## SET EXERCISE:
Records follow. Copy every line with "Jungmann".

## MATERIAL PROVIDED:
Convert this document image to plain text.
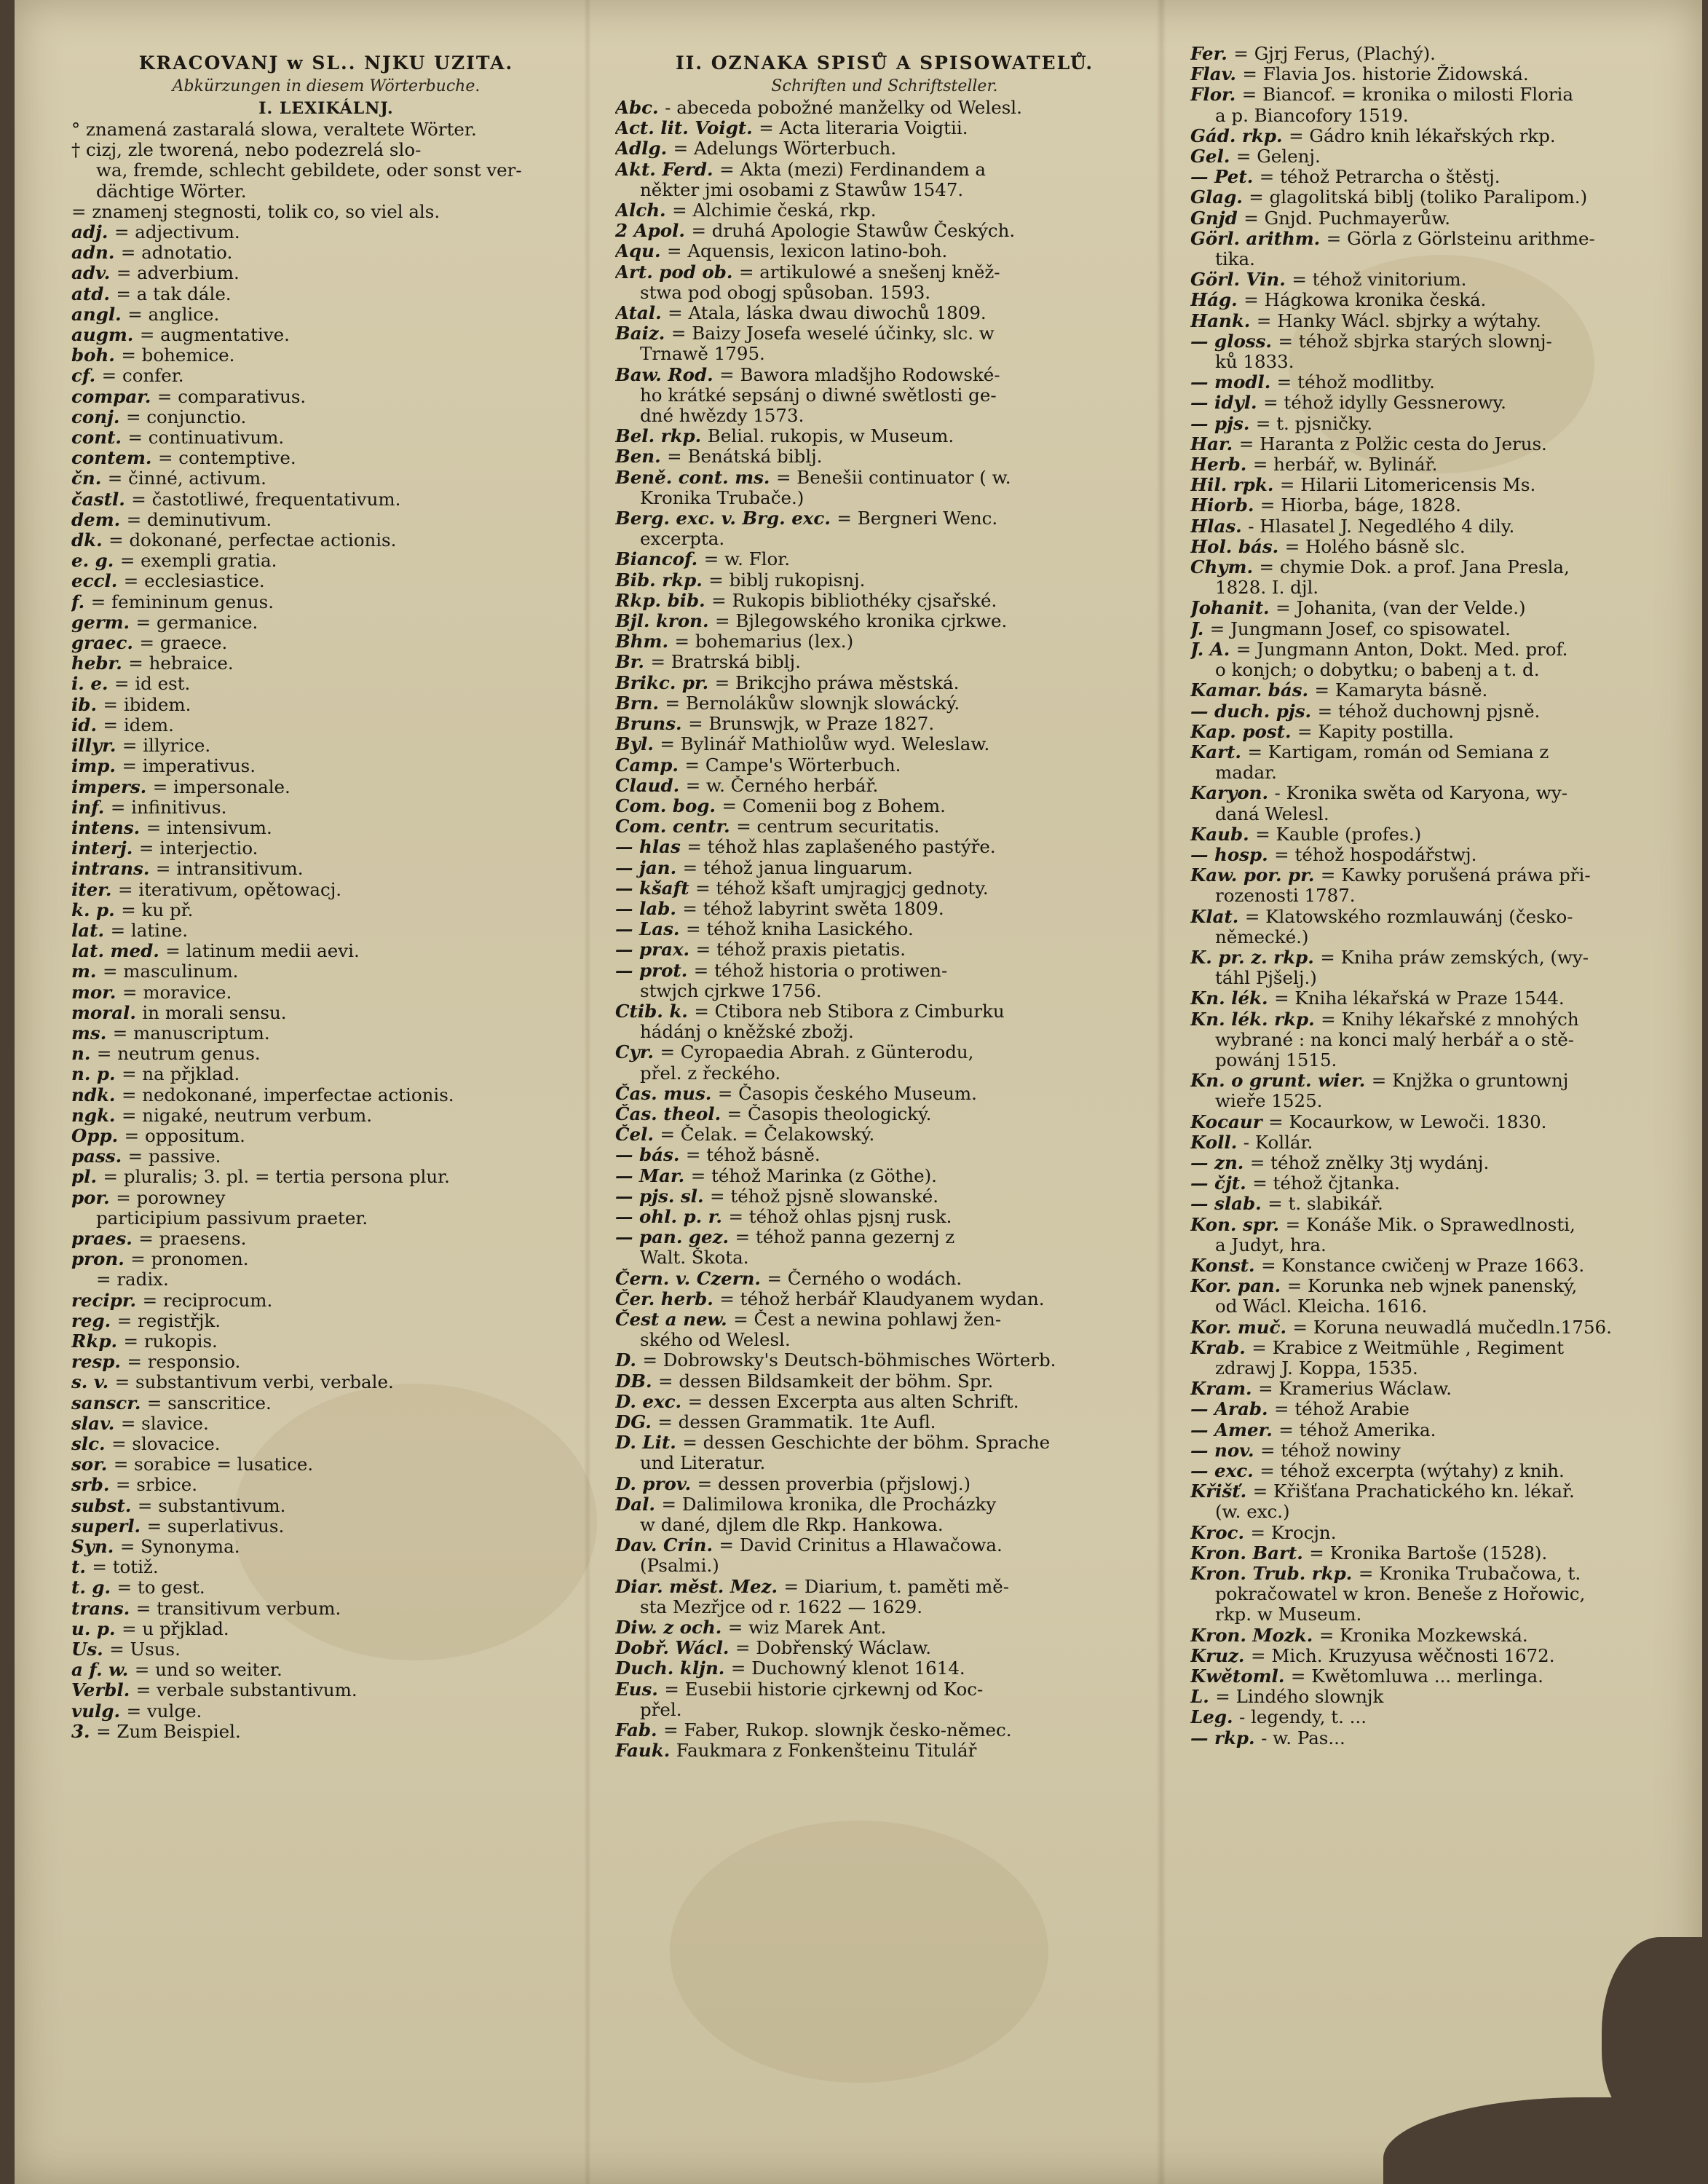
KRACOVANJ w SL.. NJKU UZITA.
Abkürzungen in diesem Wörterbuche.
I. LEXIKÁLNJ.
° znamená zastaralá slowa, veraltete Wörter.
† cizj, zle tworená, nebo podezrelá slo-
wa, fremde, schlecht gebildete, oder sonst ver-
dächtige Wörter.
= znamenj stegnosti, tolik co, so viel als.
adj. = adjectivum.
adn. = adnotatio.
adv. = adverbium.
atd. = a tak dále.
angl. = anglice.
augm. = augmentative.
boh. = bohemice.
cf. = confer.
compar. = comparativus.
conj. = conjunctio.
cont. = continuativum.
contem. = contemptive.
čn. = činné, activum.
častl. = častotliwé, frequentativum.
dem. = deminutivum.
dk. = dokonané, perfectae actionis.
e. g. = exempli gratia.
eccl. = ecclesiastice.
f. = femininum genus.
germ. = germanice.
graec. = graece.
hebr. = hebraice.
i. e. = id est.
ib. = ibidem.
id. = idem.
illyr. = illyrice.
imp. = imperativus.
impers. = impersonale.
inf. = infinitivus.
intens. = intensivum.
interj. = interjectio.
intrans. = intransitivum.
iter. = iterativum, opětowacj.
k. p. = ku př.
lat. = latine.
lat. med. = latinum medii aevi.
m. = masculinum.
mor. = moravice.
moral. in morali sensu.
ms. = manuscriptum.
n. = neutrum genus.
n. p. = na přjklad.
ndk. = nedokonané, imperfectae actionis.
ngk. = nigaké, neutrum verbum.
Opp. = oppositum.
pass. = passive.
pl. = pluralis; 3. pl. = tertia persona plur.
por. = porowney
participium passivum praeter.
praes. = praesens.
pron. = pronomen.
= radix.
recipr. = reciprocum.
reg. = registřjk.
Rkp. = rukopis.
resp. = responsio.
s. v. = substantivum verbi, verbale.
sanscr. = sanscritice.
slav. = slavice.
slc. = slovacice.
sor. = sorabice = lusatice.
srb. = srbice.
subst. = substantivum.
superl. = superlativus.
Syn. = Synonyma.
t. = totiž.
t. g. = to gest.
trans. = transitivum verbum.
u. p. = u přjklad.
Us. = Usus.
a f. w. = und so weiter.
Verbl. = verbale substantivum.
vulg. = vulge.
3. = Zum Beispiel.
II. OZNAKA SPISŮ A SPISOWATELŮ.
Schriften und Schriftsteller.
Abc. - abeceda pobožné manželky od Welesl.
Act. lit. Voigt. = Acta literaria Voigtii.
Adlg. = Adelungs Wörterbuch.
Akt. Ferd. = Akta (mezi) Ferdinandem a
někter jmi osobami z Stawůw 1547.
Alch. = Alchimie česká, rkp.
2 Apol. = druhá Apologie Stawůw Českých.
Aqu. = Aquensis, lexicon latino-boh.
Art. pod ob. = artikulowé a snešenj kněž-
stwa pod obogj spůsoban. 1593.
Atal. = Atala, láska dwau diwochů 1809.
Baiz. = Baizy Josefa weselé účinky, slc. w
Trnawě 1795.
Baw. Rod. = Bawora mladšjho Rodowské-
ho krátké sepsánj o diwné swětlosti ge-
dné hwězdy 1573.
Bel. rkp. Belial. rukopis, w Museum.
Ben. = Benátská biblj.
Beně. cont. ms. = Benešii continuator ( w.
Kronika Trubače.)
Berg. exc. v. Brg. exc. = Bergneri Wenc.
excerpta.
Biancof. = w. Flor.
Bib. rkp. = biblj rukopisnj.
Rkp. bib. = Rukopis bibliothéky cjsařské.
Bjl. kron. = Bjlegowského kronika cjrkwe.
Bhm. = bohemarius (lex.)
Br. = Bratrská biblj.
Brikc. pr. = Brikcjho práwa městská.
Brn. = Bernolákůw slownjk slowácký.
Bruns. = Brunswjk, w Praze 1827.
Byl. = Bylinář Mathiolůw wyd. Weleslaw.
Camp. = Campe's Wörterbuch.
Claud. = w. Černého herbář.
Com. bog. = Comenii bog z Bohem.
Com. centr. = centrum securitatis.
— hlas = téhož hlas zaplašeného pastýře.
— jan. = téhož janua linguarum.
— kšaft = téhož kšaft umjragjcj gednoty.
— lab. = téhož labyrint swěta 1809.
— Las. = téhož kniha Lasického.
— prax. = téhož praxis pietatis.
— prot. = téhož historia o protiwen-
stwjch cjrkwe 1756.
Ctib. k. = Ctibora neb Stibora z Cimburku
hádánj o kněžské zbožj.
Cyr. = Cyropaedia Abrah. z Günterodu,
přel. z řeckého.
Čas. mus. = Časopis českého Museum.
Čas. theol. = Časopis theologický.
Čel. = Čelak. = Čelakowský.
— bás. = téhož básně.
— Mar. = téhož Marinka (z Göthe).
— pjs. sl. = téhož pjsně slowanské.
— ohl. p. r. = téhož ohlas pjsnj rusk.
— pan. gez. = téhož panna gezernj z
Walt. Škota.
Čern. v. Czern. = Černého o wodách.
Čer. herb. = téhož herbář Klaudyanem wydan.
Čest a new. = Čest a newina pohlawj žen-
ského od Welesl.
D. = Dobrowsky's Deutsch-böhmisches Wörterb.
DB. = dessen Bildsamkeit der böhm. Spr.
D. exc. = dessen Excerpta aus alten Schrift.
DG. = dessen Grammatik. 1te Aufl.
D. Lit. = dessen Geschichte der böhm. Sprache
und Literatur.
D. prov. = dessen proverbia (přjslowj.)
Dal. = Dalimilowa kronika, dle Procházky
w dané, djlem dle Rkp. Hankowa.
Dav. Crin. = David Crinitus a Hlawačowa.
(Psalmi.)
Diar. měst. Mez. = Diarium, t. paměti mě-
sta Mezřjce od r. 1622 — 1629.
Diw. z och. = wiz Marek Ant.
Dobř. Wácl. = Dobřenský Wáclaw.
Duch. kljn. = Duchowný klenot 1614.
Eus. = Eusebii historie cjrkewnj od Koc-
přel.
Fab. = Faber, Rukop. slownjk česko-němec.
Fauk. Faukmara z Fonkenšteinu Titulář
Fer. = Gjrj Ferus, (Plachý).
Flav. = Flavia Jos. historie Židowská.
Flor. = Biancof. = kronika o milosti Floria
a p. Biancofory 1519.
Gád. rkp. = Gádro knih lékařských rkp.
Gel. = Gelenj.
— Pet. = téhož Petrarcha o štěstj.
Glag. = glagolitská biblj (toliko Paralipom.)
Gnjd = Gnjd. Puchmayerůw.
Görl. arithm. = Görla z Görlsteinu arithme-
tika.
Görl. Vin. = téhož vinitorium.
Hág. = Hágkowa kronika česká.
Hank. = Hanky Wácl. sbjrky a wýtahy.
— gloss. = téhož sbjrka starých slownj-
ků 1833.
— modl. = téhož modlitby.
— idyl. = téhož idylly Gessnerowy.
— pjs. = t. pjsničky.
Har. = Haranta z Polžic cesta do Jerus.
Herb. = herbář, w. Bylinář.
Hil. rpk. = Hilarii Litomericensis Ms.
Hiorb. = Hiorba, báge, 1828.
Hlas. - Hlasatel J. Negedlého 4 dily.
Hol. bás. = Holého básně slc.
Chym. = chymie Dok. a prof. Jana Presla,
1828. I. djl.
Johanit. = Johanita, (van der Velde.)
J. = Jungmann Josef, co spisowatel.
J. A. = Jungmann Anton, Dokt. Med. prof.
o konjch; o dobytku; o babenj a t. d.
Kamar. bás. = Kamaryta básně.
— duch. pjs. = téhož duchownj pjsně.
Kap. post. = Kapity postilla.
Kart. = Kartigam, román od Semiana z
madar.
Karyon. - Kronika swěta od Karyona, wy-
daná Welesl.
Kaub. = Kauble (profes.)
— hosp. = téhož hospodářstwj.
Kaw. por. pr. = Kawky porušená práwa při-
rozenosti 1787.
Klat. = Klatowského rozmlauwánj (česko-
německé.)
K. pr. z. rkp. = Kniha práw zemských, (wy-
táhl Pjšelj.)
Kn. lék. = Kniha lékařská w Praze 1544.
Kn. lék. rkp. = Knihy lékařské z mnohých
wybrané : na konci malý herbář a o stě-
powánj 1515.
Kn. o grunt. wier. = Knjžka o gruntownj
wieře 1525.
Kocaur = Kocaurkow, w Lewoči. 1830.
Koll. - Kollár.
— zn. = téhož znělky 3tj wydánj.
— čjt. = téhož čjtanka.
— slab. = t. slabikář.
Kon. spr. = Konáše Mik. o Sprawedlnosti,
a Judyt, hra.
Konst. = Konstance cwičenj w Praze 1663.
Kor. pan. = Korunka neb wjnek panenský,
od Wácl. Kleicha. 1616.
Kor. muč. = Koruna neuwadlá mučedln.1756.
Krab. = Krabice z Weitmühle , Regiment
zdrawj J. Koppa, 1535.
Kram. = Kramerius Wáclaw.
— Arab. = téhož Arabie
— Amer. = téhož Amerika.
— nov. = téhož nowiny
— exc. = téhož excerpta (wýtahy) z knih.
Křišť. = Křišťana Prachatického kn. lékař.
(w. exc.)
Kroc. = Krocjn.
Kron. Bart. = Kronika Bartoše (1528).
Kron. Trub. rkp. = Kronika Trubačowa, t.
pokračowatel w kron. Beneše z Hořowic,
rkp. w Museum.
Kron. Mozk. = Kronika Mozkewská.
Kruz. = Mich. Kruzyusa wěčnosti 1672.
Kwětoml. = Kwětomluwa ... merlinga.
L. = Lindého slownjk
Leg. - legendy, t. ...
— rkp. - w. Pas...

## THE REPLY:
J. = Jungmann Josef, co spisowatel.
J. A. = Jungmann Anton, Dokt. Med. prof.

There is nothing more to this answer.